Thousands of people have shared videos and images online with #RTEVirtualParade.

From Clare to Chile, Budapest to Ballina, people dusted off their dancing shoes for a jig to celebrate St Patrick's Day.

While the public health message here remains stay at home, people were encouraged to hold their own parades within the safety of their families and homes. 

Many children celebrated the day of Ireland's Patron saint yesterday in school, but they were up early to get their procession of teddies, trucks, and green trinkets ready to go. 

#RTEVirtualParade has been trending on Twitter in Ireland all day and there have been thousands of posts from home and abroad. 

Some told the story of St Patrick in their own words, including two young girls decided to re-enact St Patrick driving the snakes out of Ireland with jelly worms.

Children in Killorglin in Kerry carried a cut out Sam Maguire in their floats, while one musical family used the Hamiliton soundtrack to tell the story of our patron saint.

Many people remembered the times when people could gather for parades in towns and villages, including Matthew Macklin, who created a full Clones town parade with Lego characters. The parade was set on the eve of St Patrick's day with all the businesses of the town represented with floats. 

There were also contributions from frontline workers; the firefighters at Dublin Fire Brigade sent their Patrick's Day wishes and healthcare workers in Crumlin Children's Hospital did a jig and patients got a chance to parade in the corridors.

The videos have been a viral hit helping people isolated due to the pandemic celebrate together online.

Culture Ireland has an online festival 'Seoda', which includes many of Ireland's best known artists and companies and covers all art forms from architecture to visual arts.

This five-day festival, running from today until 21 March, aims to ensure Irish artists reach audiences worldwide, including the diaspora and new audiences where Irish artists may not have travelled previously.

The festival is also available free online on Culture Ireland's YouTube channel.

----

◆ **Work request**
According to the text on the #RTEVirtualParade, what did Matthew Macklin use to create his Clones town parade? The records have no connection to the text.

----

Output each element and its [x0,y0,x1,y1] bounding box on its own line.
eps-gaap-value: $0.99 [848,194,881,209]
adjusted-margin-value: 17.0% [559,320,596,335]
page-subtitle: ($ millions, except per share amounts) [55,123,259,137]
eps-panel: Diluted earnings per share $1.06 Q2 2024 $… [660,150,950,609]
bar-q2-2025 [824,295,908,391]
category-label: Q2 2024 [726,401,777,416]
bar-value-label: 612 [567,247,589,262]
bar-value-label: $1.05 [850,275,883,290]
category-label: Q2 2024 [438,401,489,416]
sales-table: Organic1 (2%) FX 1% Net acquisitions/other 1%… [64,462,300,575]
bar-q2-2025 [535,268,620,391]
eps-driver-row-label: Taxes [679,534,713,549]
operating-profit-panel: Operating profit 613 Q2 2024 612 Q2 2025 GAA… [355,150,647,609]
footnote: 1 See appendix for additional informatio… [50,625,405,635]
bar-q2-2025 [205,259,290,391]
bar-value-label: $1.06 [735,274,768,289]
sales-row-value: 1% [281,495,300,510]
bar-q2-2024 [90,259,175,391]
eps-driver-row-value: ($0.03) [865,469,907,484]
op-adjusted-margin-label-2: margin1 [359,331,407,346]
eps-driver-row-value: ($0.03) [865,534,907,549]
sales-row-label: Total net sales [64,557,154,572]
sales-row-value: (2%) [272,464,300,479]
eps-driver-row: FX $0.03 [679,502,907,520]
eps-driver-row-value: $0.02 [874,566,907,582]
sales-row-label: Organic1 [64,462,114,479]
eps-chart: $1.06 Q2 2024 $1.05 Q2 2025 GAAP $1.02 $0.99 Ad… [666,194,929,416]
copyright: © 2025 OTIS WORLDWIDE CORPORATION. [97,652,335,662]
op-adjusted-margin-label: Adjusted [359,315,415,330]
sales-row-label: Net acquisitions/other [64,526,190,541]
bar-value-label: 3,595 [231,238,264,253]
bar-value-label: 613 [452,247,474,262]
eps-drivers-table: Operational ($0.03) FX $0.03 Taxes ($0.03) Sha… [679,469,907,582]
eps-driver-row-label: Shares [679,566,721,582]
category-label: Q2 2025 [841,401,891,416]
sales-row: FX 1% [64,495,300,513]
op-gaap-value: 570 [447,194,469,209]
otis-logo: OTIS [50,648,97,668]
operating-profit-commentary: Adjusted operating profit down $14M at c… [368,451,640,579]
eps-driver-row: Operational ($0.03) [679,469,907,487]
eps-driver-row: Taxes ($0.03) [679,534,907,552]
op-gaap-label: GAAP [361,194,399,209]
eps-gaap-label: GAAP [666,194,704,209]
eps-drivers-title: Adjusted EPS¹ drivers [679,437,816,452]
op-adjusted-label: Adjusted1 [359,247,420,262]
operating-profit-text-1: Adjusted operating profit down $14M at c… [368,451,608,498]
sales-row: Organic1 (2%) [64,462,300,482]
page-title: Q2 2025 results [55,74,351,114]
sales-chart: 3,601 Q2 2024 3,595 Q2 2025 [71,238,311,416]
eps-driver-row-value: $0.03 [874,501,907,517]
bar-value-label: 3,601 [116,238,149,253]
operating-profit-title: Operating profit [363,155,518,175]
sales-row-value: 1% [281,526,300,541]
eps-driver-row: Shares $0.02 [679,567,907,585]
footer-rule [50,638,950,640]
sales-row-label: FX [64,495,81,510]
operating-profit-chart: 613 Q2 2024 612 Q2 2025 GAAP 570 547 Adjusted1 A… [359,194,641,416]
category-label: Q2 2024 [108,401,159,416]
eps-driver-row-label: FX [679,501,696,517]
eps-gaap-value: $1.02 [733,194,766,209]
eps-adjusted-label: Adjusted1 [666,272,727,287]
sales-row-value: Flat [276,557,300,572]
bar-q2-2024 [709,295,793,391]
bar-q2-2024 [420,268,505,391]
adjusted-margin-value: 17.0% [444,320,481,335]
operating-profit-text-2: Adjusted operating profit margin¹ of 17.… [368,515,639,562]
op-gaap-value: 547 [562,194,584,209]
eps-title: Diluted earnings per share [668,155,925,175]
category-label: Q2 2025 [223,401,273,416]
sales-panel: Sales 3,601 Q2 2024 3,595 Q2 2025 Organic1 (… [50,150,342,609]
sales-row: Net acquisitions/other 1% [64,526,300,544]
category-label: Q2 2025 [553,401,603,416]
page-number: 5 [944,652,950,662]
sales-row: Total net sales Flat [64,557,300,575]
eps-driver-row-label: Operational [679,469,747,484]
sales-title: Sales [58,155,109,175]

----

◆ **Reply to the task**
Lego characters.